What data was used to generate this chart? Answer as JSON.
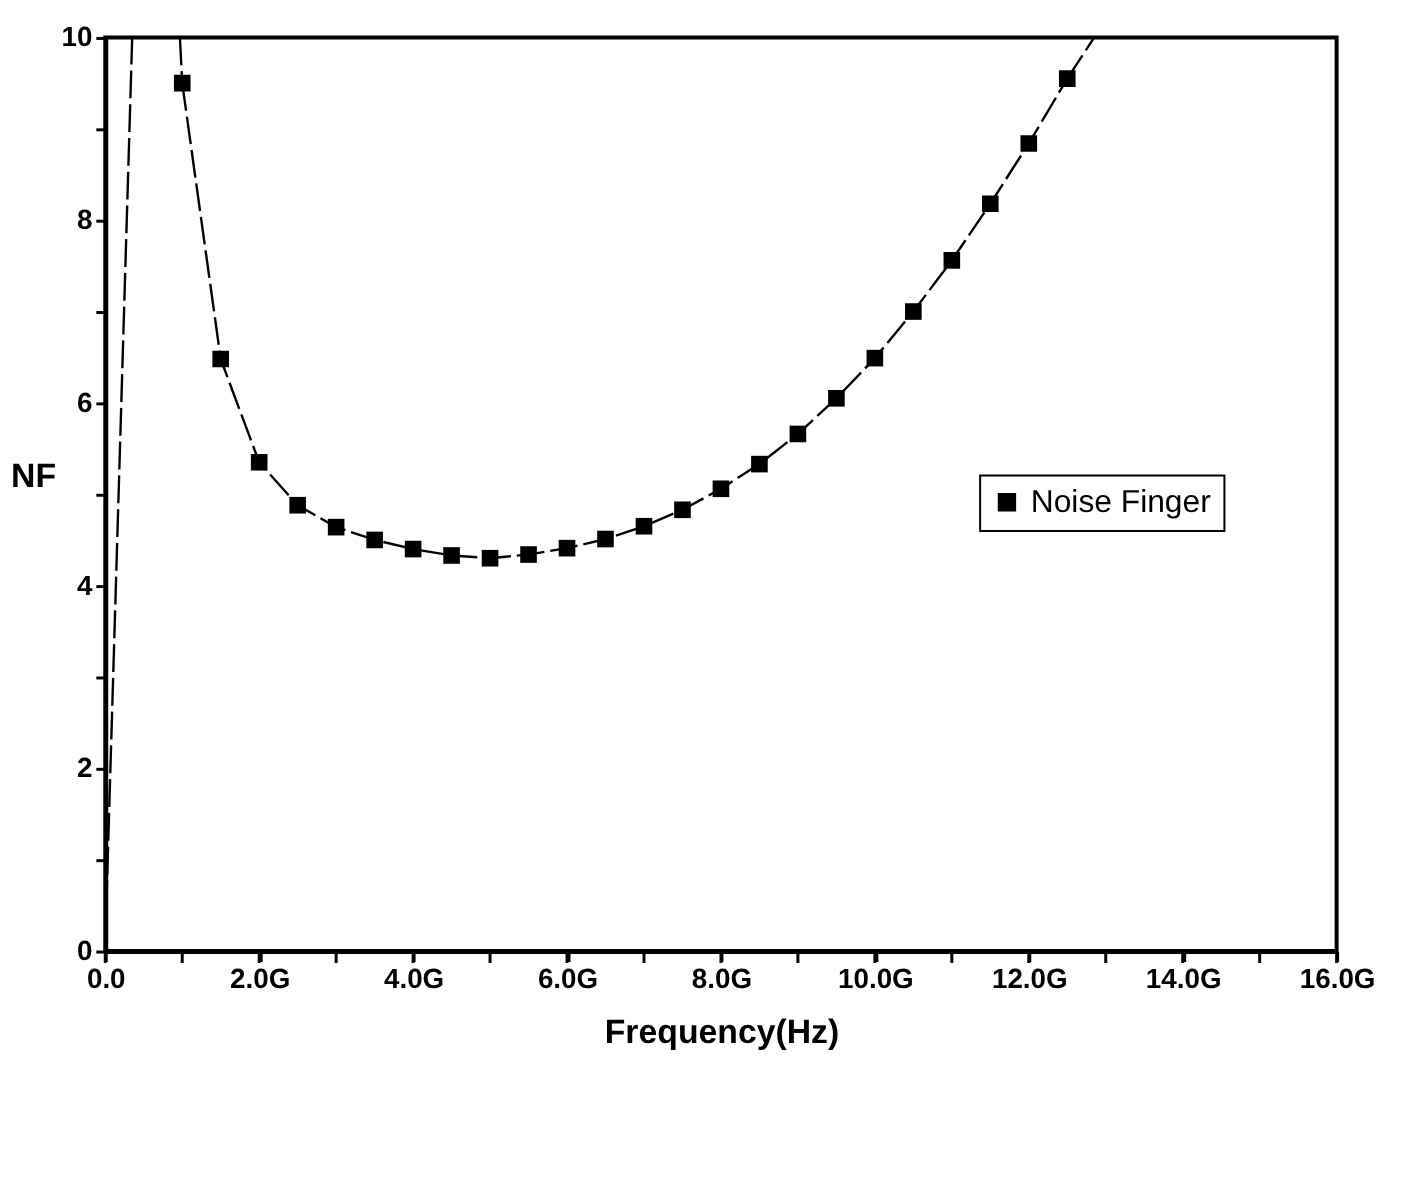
{
  "chart_data": {
    "type": "line",
    "xlabel": "Frequency(Hz)",
    "ylabel": "NF",
    "xlim": [
      0,
      16
    ],
    "ylim": [
      0,
      10
    ],
    "xticks": [
      {
        "value": 0,
        "label": "0.0"
      },
      {
        "value": 1,
        "label": null
      },
      {
        "value": 2,
        "label": "2.0G"
      },
      {
        "value": 3,
        "label": null
      },
      {
        "value": 4,
        "label": "4.0G"
      },
      {
        "value": 5,
        "label": null
      },
      {
        "value": 6,
        "label": "6.0G"
      },
      {
        "value": 7,
        "label": null
      },
      {
        "value": 8,
        "label": "8.0G"
      },
      {
        "value": 9,
        "label": null
      },
      {
        "value": 10,
        "label": "10.0G"
      },
      {
        "value": 11,
        "label": null
      },
      {
        "value": 12,
        "label": "12.0G"
      },
      {
        "value": 13,
        "label": null
      },
      {
        "value": 14,
        "label": "14.0G"
      },
      {
        "value": 15,
        "label": null
      },
      {
        "value": 16,
        "label": "16.0G"
      }
    ],
    "yticks": [
      0,
      {
        "value": 1,
        "label": null
      },
      2,
      {
        "value": 3,
        "label": null
      },
      4,
      {
        "value": 5,
        "label": null
      },
      6,
      {
        "value": 7,
        "label": null
      },
      8,
      {
        "value": 9,
        "label": null
      },
      10
    ],
    "grid": false,
    "legend": "right",
    "series": [
      {
        "name": "Noise Finger",
        "color": "#000000",
        "marker": "square",
        "line_style": "dashed",
        "x": [
          1.0,
          1.5,
          2.0,
          2.5,
          3.0,
          3.5,
          4.0,
          4.5,
          5.0,
          5.5,
          6.0,
          6.5,
          7.0,
          7.5,
          8.0,
          8.5,
          9.0,
          9.5,
          10.0,
          10.5,
          11.0,
          11.5,
          12.0,
          12.5
        ],
        "values": [
          9.5,
          6.48,
          5.35,
          4.88,
          4.64,
          4.5,
          4.4,
          4.33,
          4.3,
          4.34,
          4.41,
          4.51,
          4.65,
          4.83,
          5.06,
          5.33,
          5.66,
          6.05,
          6.49,
          7.0,
          7.56,
          8.18,
          8.84,
          9.55
        ]
      },
      {
        "color": "#000000",
        "marker": "none",
        "line_style": "dashed",
        "x": [
          0,
          0.35
        ],
        "values": [
          0.1,
          10
        ]
      },
      {
        "color": "#000000",
        "marker": "none",
        "line_style": "dashed",
        "x": [
          0.97,
          1.0
        ],
        "values": [
          10,
          9.5
        ]
      },
      {
        "color": "#000000",
        "marker": "none",
        "line_style": "dashed",
        "x": [
          12.5,
          12.85
        ],
        "values": [
          9.55,
          10
        ]
      }
    ]
  }
}
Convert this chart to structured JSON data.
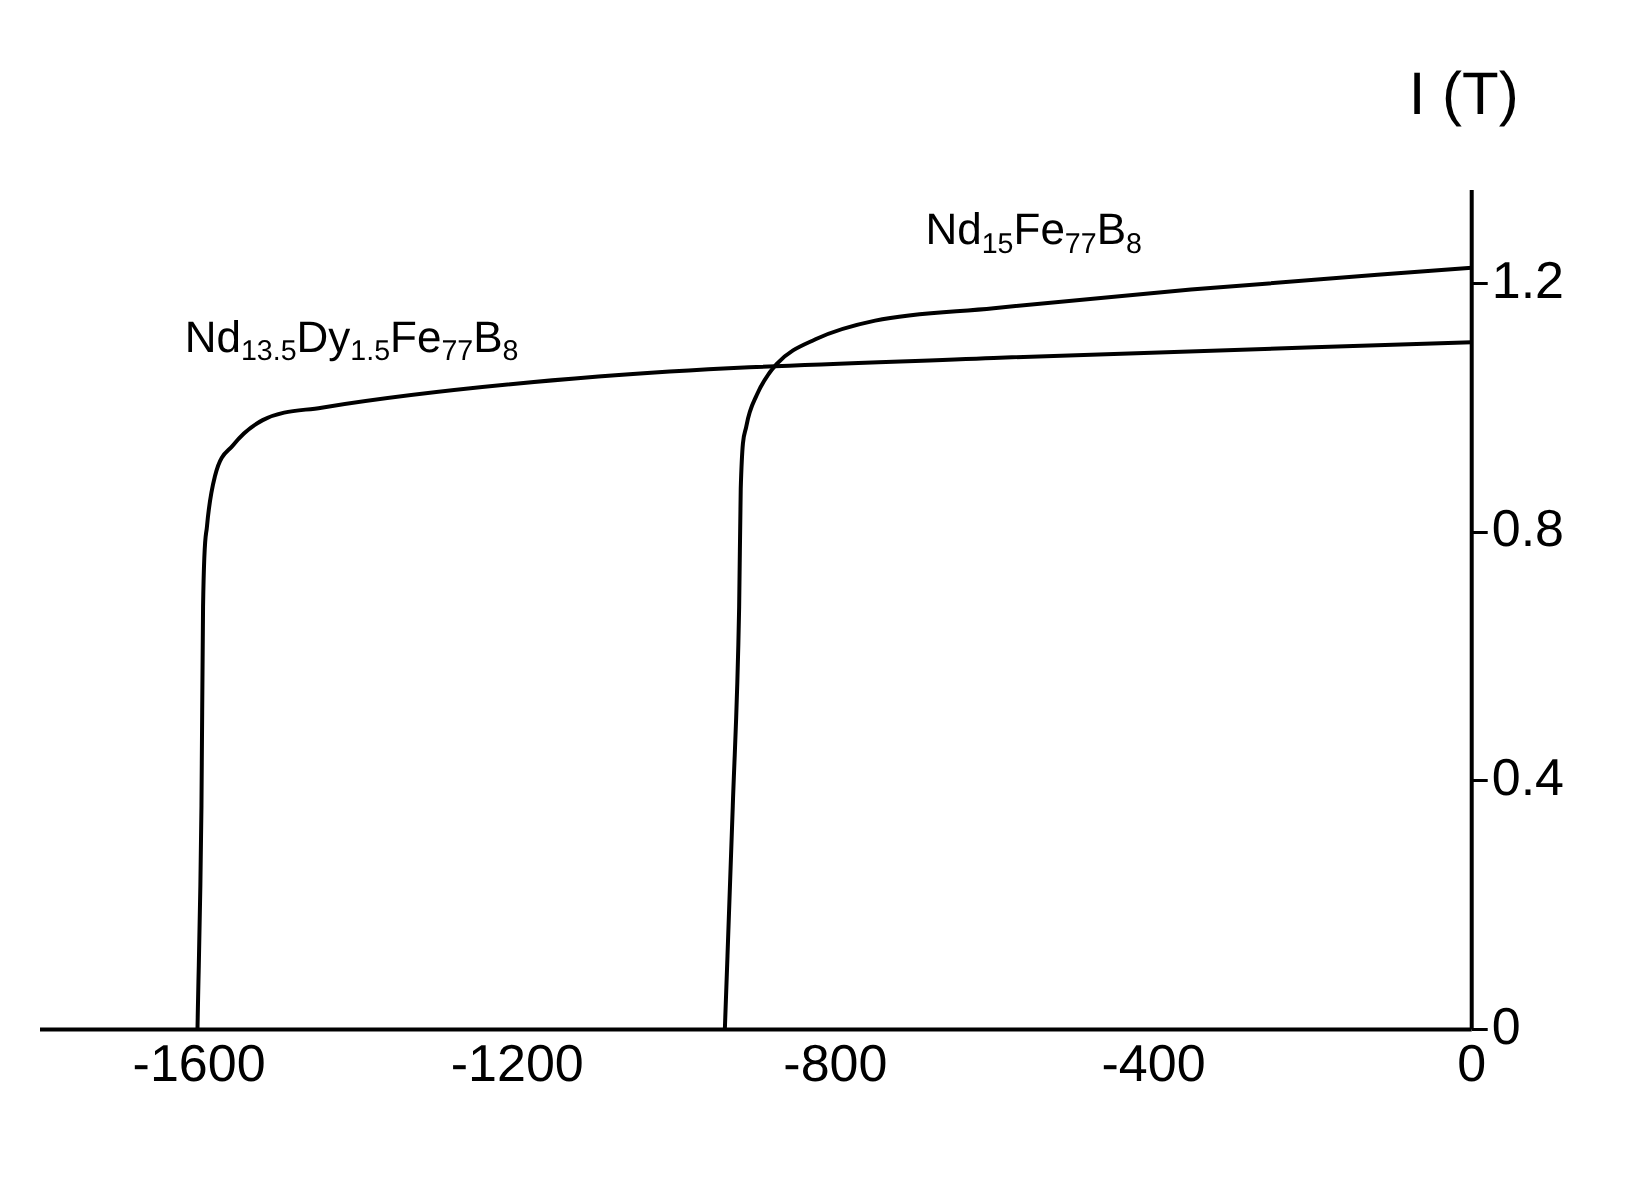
____
- [TO BE DONE]:
Repeat verbatim all the material, but not the pictures.

- [PROBLEM SOLUTION]:
What data was used to generate this chart? Answer as JSON.
{
  "chart_data": {
    "type": "line",
    "xlabel": "Frequency(Hz)",
    "ylabel": "NF",
    "xlim": [
      0,
      16
    ],
    "ylim": [
      0,
      10
    ],
    "xticks": [
      {
        "value": 0,
        "label": "0.0"
      },
      {
        "value": 1,
        "label": null
      },
      {
        "value": 2,
        "label": "2.0G"
      },
      {
        "value": 3,
        "label": null
      },
      {
        "value": 4,
        "label": "4.0G"
      },
      {
        "value": 5,
        "label": null
      },
      {
        "value": 6,
        "label": "6.0G"
      },
      {
        "value": 7,
        "label": null
      },
      {
        "value": 8,
        "label": "8.0G"
      },
      {
        "value": 9,
        "label": null
      },
      {
        "value": 10,
        "label": "10.0G"
      },
      {
        "value": 11,
        "label": null
      },
      {
        "value": 12,
        "label": "12.0G"
      },
      {
        "value": 13,
        "label": null
      },
      {
        "value": 14,
        "label": "14.0G"
      },
      {
        "value": 15,
        "label": null
      },
      {
        "value": 16,
        "label": "16.0G"
      }
    ],
    "yticks": [
      0,
      {
        "value": 1,
        "label": null
      },
      2,
      {
        "value": 3,
        "label": null
      },
      4,
      {
        "value": 5,
        "label": null
      },
      6,
      {
        "value": 7,
        "label": null
      },
      8,
      {
        "value": 9,
        "label": null
      },
      10
    ],
    "grid": false,
    "legend": "right",
    "series": [
      {
        "name": "Noise Finger",
        "color": "#000000",
        "marker": "square",
        "line_style": "dashed",
        "x": [
          1.0,
          1.5,
          2.0,
          2.5,
          3.0,
          3.5,
          4.0,
          4.5,
          5.0,
          5.5,
          6.0,
          6.5,
          7.0,
          7.5,
          8.0,
          8.5,
          9.0,
          9.5,
          10.0,
          10.5,
          11.0,
          11.5,
          12.0,
          12.5
        ],
        "values": [
          9.5,
          6.48,
          5.35,
          4.88,
          4.64,
          4.5,
          4.4,
          4.33,
          4.3,
          4.34,
          4.41,
          4.51,
          4.65,
          4.83,
          5.06,
          5.33,
          5.66,
          6.05,
          6.49,
          7.0,
          7.56,
          8.18,
          8.84,
          9.55
        ]
      },
      {
        "color": "#000000",
        "marker": "none",
        "line_style": "dashed",
        "x": [
          0,
          0.35
        ],
        "values": [
          0.1,
          10
        ]
      },
      {
        "color": "#000000",
        "marker": "none",
        "line_style": "dashed",
        "x": [
          0.97,
          1.0
        ],
        "values": [
          10,
          9.5
        ]
      },
      {
        "color": "#000000",
        "marker": "none",
        "line_style": "dashed",
        "x": [
          12.5,
          12.85
        ],
        "values": [
          9.55,
          10
        ]
      }
    ]
  }
}
Convert this chart to structured JSON data.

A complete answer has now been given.